GOAL :: Below is a listing; copy all of it exactly.

* * * * * * *

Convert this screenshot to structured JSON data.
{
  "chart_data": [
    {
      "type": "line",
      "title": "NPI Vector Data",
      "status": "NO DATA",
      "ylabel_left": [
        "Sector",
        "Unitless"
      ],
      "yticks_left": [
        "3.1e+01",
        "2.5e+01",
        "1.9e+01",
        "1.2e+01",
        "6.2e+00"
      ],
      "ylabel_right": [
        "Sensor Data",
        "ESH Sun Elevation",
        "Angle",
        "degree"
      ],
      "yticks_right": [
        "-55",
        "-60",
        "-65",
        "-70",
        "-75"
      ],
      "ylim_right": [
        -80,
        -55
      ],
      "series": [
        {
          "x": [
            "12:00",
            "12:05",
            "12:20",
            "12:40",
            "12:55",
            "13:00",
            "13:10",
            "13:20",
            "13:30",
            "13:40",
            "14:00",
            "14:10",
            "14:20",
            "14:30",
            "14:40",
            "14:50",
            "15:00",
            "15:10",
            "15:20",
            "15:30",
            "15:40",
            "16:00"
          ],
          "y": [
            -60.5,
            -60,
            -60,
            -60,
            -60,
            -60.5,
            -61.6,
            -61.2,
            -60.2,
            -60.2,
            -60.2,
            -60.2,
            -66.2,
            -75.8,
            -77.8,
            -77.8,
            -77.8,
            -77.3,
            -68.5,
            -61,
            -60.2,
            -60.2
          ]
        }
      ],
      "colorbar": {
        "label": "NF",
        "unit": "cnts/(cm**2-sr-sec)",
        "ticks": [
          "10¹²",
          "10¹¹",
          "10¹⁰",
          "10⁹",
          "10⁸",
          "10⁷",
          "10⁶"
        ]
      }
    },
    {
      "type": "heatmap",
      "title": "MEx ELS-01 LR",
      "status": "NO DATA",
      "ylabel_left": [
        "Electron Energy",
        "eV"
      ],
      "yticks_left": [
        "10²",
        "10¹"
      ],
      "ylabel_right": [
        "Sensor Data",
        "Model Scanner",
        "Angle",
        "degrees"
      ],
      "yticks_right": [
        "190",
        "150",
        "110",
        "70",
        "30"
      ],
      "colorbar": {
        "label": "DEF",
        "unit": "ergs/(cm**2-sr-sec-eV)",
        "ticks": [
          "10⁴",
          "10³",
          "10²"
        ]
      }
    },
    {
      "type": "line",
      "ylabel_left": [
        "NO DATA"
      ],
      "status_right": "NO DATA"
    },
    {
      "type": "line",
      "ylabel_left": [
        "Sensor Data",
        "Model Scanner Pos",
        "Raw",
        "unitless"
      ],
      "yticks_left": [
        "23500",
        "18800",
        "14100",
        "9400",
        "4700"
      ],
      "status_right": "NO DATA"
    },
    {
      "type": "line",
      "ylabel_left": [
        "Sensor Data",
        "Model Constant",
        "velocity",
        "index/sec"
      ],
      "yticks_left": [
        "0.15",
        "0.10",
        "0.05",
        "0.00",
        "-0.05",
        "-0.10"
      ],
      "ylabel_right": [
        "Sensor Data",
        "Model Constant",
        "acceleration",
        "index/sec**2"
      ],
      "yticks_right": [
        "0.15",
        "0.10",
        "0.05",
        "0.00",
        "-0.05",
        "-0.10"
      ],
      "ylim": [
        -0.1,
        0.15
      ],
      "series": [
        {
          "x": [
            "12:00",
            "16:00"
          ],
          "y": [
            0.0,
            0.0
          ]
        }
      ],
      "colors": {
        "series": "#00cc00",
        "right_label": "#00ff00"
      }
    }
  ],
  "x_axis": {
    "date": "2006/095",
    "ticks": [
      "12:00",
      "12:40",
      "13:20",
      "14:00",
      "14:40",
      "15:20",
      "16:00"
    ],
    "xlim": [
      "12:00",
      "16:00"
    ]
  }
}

* * * * * * *

COMPLETE RESPONSE ::
Convert this screenshot to structured JSON data.
{
  "chart_data": [
    {
      "type": "line",
      "title": "NPI Vector Data",
      "status": "NO DATA",
      "ylabel_left": [
        "Sector",
        "Unitless"
      ],
      "yticks_left": [
        "3.1e+01",
        "2.5e+01",
        "1.9e+01",
        "1.2e+01",
        "6.2e+00"
      ],
      "ylabel_right": [
        "Sensor Data",
        "ESH Sun Elevation",
        "Angle",
        "degree"
      ],
      "yticks_right": [
        "-55",
        "-60",
        "-65",
        "-70",
        "-75"
      ],
      "ylim_right": [
        -80,
        -55
      ],
      "series": [
        {
          "x": [
            "12:00",
            "12:05",
            "12:20",
            "12:40",
            "12:55",
            "13:00",
            "13:10",
            "13:20",
            "13:30",
            "13:40",
            "14:00",
            "14:10",
            "14:20",
            "14:30",
            "14:40",
            "14:50",
            "15:00",
            "15:10",
            "15:20",
            "15:30",
            "15:40",
            "16:00"
          ],
          "y": [
            -60.5,
            -60,
            -60,
            -60,
            -60,
            -60.5,
            -61.6,
            -61.2,
            -60.2,
            -60.2,
            -60.2,
            -60.2,
            -66.2,
            -75.8,
            -77.8,
            -77.8,
            -77.8,
            -77.3,
            -68.5,
            -61,
            -60.2,
            -60.2
          ]
        }
      ],
      "colorbar": {
        "label": "NF",
        "unit": "cnts/(cm**2-sr-sec)",
        "ticks": [
          "10¹²",
          "10¹¹",
          "10¹⁰",
          "10⁹",
          "10⁸",
          "10⁷",
          "10⁶"
        ]
      }
    },
    {
      "type": "heatmap",
      "title": "MEx ELS-01 LR",
      "status": "NO DATA",
      "ylabel_left": [
        "Electron Energy",
        "eV"
      ],
      "yticks_left": [
        "10²",
        "10¹"
      ],
      "ylabel_right": [
        "Sensor Data",
        "Model Scanner",
        "Angle",
        "degrees"
      ],
      "yticks_right": [
        "190",
        "150",
        "110",
        "70",
        "30"
      ],
      "colorbar": {
        "label": "DEF",
        "unit": "ergs/(cm**2-sr-sec-eV)",
        "ticks": [
          "10⁴",
          "10³",
          "10²"
        ]
      }
    },
    {
      "type": "line",
      "ylabel_left": [
        "NO DATA"
      ],
      "status_right": "NO DATA"
    },
    {
      "type": "line",
      "ylabel_left": [
        "Sensor Data",
        "Model Scanner Pos",
        "Raw",
        "unitless"
      ],
      "yticks_left": [
        "23500",
        "18800",
        "14100",
        "9400",
        "4700"
      ],
      "status_right": "NO DATA"
    },
    {
      "type": "line",
      "ylabel_left": [
        "Sensor Data",
        "Model Constant",
        "velocity",
        "index/sec"
      ],
      "yticks_left": [
        "0.15",
        "0.10",
        "0.05",
        "0.00",
        "-0.05",
        "-0.10"
      ],
      "ylabel_right": [
        "Sensor Data",
        "Model Constant",
        "acceleration",
        "index/sec**2"
      ],
      "yticks_right": [
        "0.15",
        "0.10",
        "0.05",
        "0.00",
        "-0.05",
        "-0.10"
      ],
      "ylim": [
        -0.1,
        0.15
      ],
      "series": [
        {
          "x": [
            "12:00",
            "16:00"
          ],
          "y": [
            0.0,
            0.0
          ]
        }
      ],
      "colors": {
        "series": "#00cc00",
        "right_label": "#00ff00"
      }
    }
  ],
  "x_axis": {
    "date": "2006/095",
    "ticks": [
      "12:00",
      "12:40",
      "13:20",
      "14:00",
      "14:40",
      "15:20",
      "16:00"
    ],
    "xlim": [
      "12:00",
      "16:00"
    ]
  }
}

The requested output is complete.